Requirements = Write out every line of the material exactly as it appears.

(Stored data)
'''

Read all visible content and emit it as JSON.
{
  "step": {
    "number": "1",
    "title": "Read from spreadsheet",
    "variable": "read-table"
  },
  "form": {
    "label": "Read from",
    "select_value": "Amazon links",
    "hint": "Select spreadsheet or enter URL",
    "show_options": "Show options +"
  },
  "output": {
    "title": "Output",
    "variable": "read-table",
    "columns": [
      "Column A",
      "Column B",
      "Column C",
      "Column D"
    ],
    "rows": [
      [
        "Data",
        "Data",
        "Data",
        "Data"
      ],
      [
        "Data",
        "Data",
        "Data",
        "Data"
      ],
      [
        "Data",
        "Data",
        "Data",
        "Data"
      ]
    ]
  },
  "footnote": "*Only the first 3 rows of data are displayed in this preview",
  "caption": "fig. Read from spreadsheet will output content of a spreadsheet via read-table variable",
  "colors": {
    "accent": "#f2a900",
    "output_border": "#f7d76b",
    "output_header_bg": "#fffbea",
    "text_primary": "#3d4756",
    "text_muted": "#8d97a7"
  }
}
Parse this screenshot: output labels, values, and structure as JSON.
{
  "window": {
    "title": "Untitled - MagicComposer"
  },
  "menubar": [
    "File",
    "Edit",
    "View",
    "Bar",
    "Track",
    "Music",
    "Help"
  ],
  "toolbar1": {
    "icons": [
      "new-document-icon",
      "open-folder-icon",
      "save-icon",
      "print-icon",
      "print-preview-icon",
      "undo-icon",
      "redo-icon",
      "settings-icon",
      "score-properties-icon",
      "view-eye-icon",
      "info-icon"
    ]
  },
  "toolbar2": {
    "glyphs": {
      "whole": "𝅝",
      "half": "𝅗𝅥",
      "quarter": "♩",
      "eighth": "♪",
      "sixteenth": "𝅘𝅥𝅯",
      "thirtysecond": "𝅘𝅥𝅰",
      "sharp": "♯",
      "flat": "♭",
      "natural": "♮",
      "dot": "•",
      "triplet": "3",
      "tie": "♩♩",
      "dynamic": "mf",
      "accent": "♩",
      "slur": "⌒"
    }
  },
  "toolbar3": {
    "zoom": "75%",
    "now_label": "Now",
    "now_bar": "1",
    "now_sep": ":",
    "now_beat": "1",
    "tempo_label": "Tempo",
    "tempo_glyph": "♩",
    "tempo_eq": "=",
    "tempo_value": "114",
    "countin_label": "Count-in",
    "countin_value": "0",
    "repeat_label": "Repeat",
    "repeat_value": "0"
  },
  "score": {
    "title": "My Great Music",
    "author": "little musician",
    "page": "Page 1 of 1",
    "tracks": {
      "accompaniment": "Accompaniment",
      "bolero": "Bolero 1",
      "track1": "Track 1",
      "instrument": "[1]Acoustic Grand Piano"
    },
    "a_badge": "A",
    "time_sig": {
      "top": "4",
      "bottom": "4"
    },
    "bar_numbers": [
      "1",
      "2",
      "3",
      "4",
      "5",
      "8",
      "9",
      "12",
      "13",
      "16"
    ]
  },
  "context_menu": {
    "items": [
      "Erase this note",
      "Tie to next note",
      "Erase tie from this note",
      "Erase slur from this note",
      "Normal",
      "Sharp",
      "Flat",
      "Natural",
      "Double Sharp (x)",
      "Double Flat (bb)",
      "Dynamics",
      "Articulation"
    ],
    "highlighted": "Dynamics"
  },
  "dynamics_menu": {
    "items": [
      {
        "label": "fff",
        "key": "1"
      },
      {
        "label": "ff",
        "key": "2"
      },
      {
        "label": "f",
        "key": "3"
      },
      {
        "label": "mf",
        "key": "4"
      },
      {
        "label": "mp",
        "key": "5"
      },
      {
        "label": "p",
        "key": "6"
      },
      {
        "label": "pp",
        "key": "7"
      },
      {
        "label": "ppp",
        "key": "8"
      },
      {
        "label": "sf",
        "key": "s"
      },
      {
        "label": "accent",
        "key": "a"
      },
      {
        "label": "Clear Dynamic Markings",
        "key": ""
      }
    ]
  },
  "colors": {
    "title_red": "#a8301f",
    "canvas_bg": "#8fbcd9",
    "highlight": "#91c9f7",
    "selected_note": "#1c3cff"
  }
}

'''

Answer to the exercise =
Read all visible content and emit it as JSON.
{
  "step": {
    "number": "1",
    "title": "Read from spreadsheet",
    "variable": "read-table"
  },
  "form": {
    "label": "Read from",
    "select_value": "Amazon links",
    "hint": "Select spreadsheet or enter URL",
    "show_options": "Show options +"
  },
  "output": {
    "title": "Output",
    "variable": "read-table",
    "columns": [
      "Column A",
      "Column B",
      "Column C",
      "Column D"
    ],
    "rows": [
      [
        "Data",
        "Data",
        "Data",
        "Data"
      ],
      [
        "Data",
        "Data",
        "Data",
        "Data"
      ],
      [
        "Data",
        "Data",
        "Data",
        "Data"
      ]
    ]
  },
  "footnote": "*Only the first 3 rows of data are displayed in this preview",
  "caption": "fig. Read from spreadsheet will output content of a spreadsheet via read-table variable",
  "colors": {
    "accent": "#f2a900",
    "output_border": "#f7d76b",
    "output_header_bg": "#fffbea",
    "text_primary": "#3d4756",
    "text_muted": "#8d97a7"
  }
}
Parse this screenshot: output labels, values, and structure as JSON.
{
  "window": {
    "title": "Untitled - MagicComposer"
  },
  "menubar": [
    "File",
    "Edit",
    "View",
    "Bar",
    "Track",
    "Music",
    "Help"
  ],
  "toolbar1": {
    "icons": [
      "new-document-icon",
      "open-folder-icon",
      "save-icon",
      "print-icon",
      "print-preview-icon",
      "undo-icon",
      "redo-icon",
      "settings-icon",
      "score-properties-icon",
      "view-eye-icon",
      "info-icon"
    ]
  },
  "toolbar2": {
    "glyphs": {
      "whole": "𝅝",
      "half": "𝅗𝅥",
      "quarter": "♩",
      "eighth": "♪",
      "sixteenth": "𝅘𝅥𝅯",
      "thirtysecond": "𝅘𝅥𝅰",
      "sharp": "♯",
      "flat": "♭",
      "natural": "♮",
      "dot": "•",
      "triplet": "3",
      "tie": "♩♩",
      "dynamic": "mf",
      "accent": "♩",
      "slur": "⌒"
    }
  },
  "toolbar3": {
    "zoom": "75%",
    "now_label": "Now",
    "now_bar": "1",
    "now_sep": ":",
    "now_beat": "1",
    "tempo_label": "Tempo",
    "tempo_glyph": "♩",
    "tempo_eq": "=",
    "tempo_value": "114",
    "countin_label": "Count-in",
    "countin_value": "0",
    "repeat_label": "Repeat",
    "repeat_value": "0"
  },
  "score": {
    "title": "My Great Music",
    "author": "little musician",
    "page": "Page 1 of 1",
    "tracks": {
      "accompaniment": "Accompaniment",
      "bolero": "Bolero 1",
      "track1": "Track 1",
      "instrument": "[1]Acoustic Grand Piano"
    },
    "a_badge": "A",
    "time_sig": {
      "top": "4",
      "bottom": "4"
    },
    "bar_numbers": [
      "1",
      "2",
      "3",
      "4",
      "5",
      "8",
      "9",
      "12",
      "13",
      "16"
    ]
  },
  "context_menu": {
    "items": [
      "Erase this note",
      "Tie to next note",
      "Erase tie from this note",
      "Erase slur from this note",
      "Normal",
      "Sharp",
      "Flat",
      "Natural",
      "Double Sharp (x)",
      "Double Flat (bb)",
      "Dynamics",
      "Articulation"
    ],
    "highlighted": "Dynamics"
  },
  "dynamics_menu": {
    "items": [
      {
        "label": "fff",
        "key": "1"
      },
      {
        "label": "ff",
        "key": "2"
      },
      {
        "label": "f",
        "key": "3"
      },
      {
        "label": "mf",
        "key": "4"
      },
      {
        "label": "mp",
        "key": "5"
      },
      {
        "label": "p",
        "key": "6"
      },
      {
        "label": "pp",
        "key": "7"
      },
      {
        "label": "ppp",
        "key": "8"
      },
      {
        "label": "sf",
        "key": "s"
      },
      {
        "label": "accent",
        "key": "a"
      },
      {
        "label": "Clear Dynamic Markings",
        "key": ""
      }
    ]
  },
  "colors": {
    "title_red": "#a8301f",
    "canvas_bg": "#8fbcd9",
    "highlight": "#91c9f7",
    "selected_note": "#1c3cff"
  }
}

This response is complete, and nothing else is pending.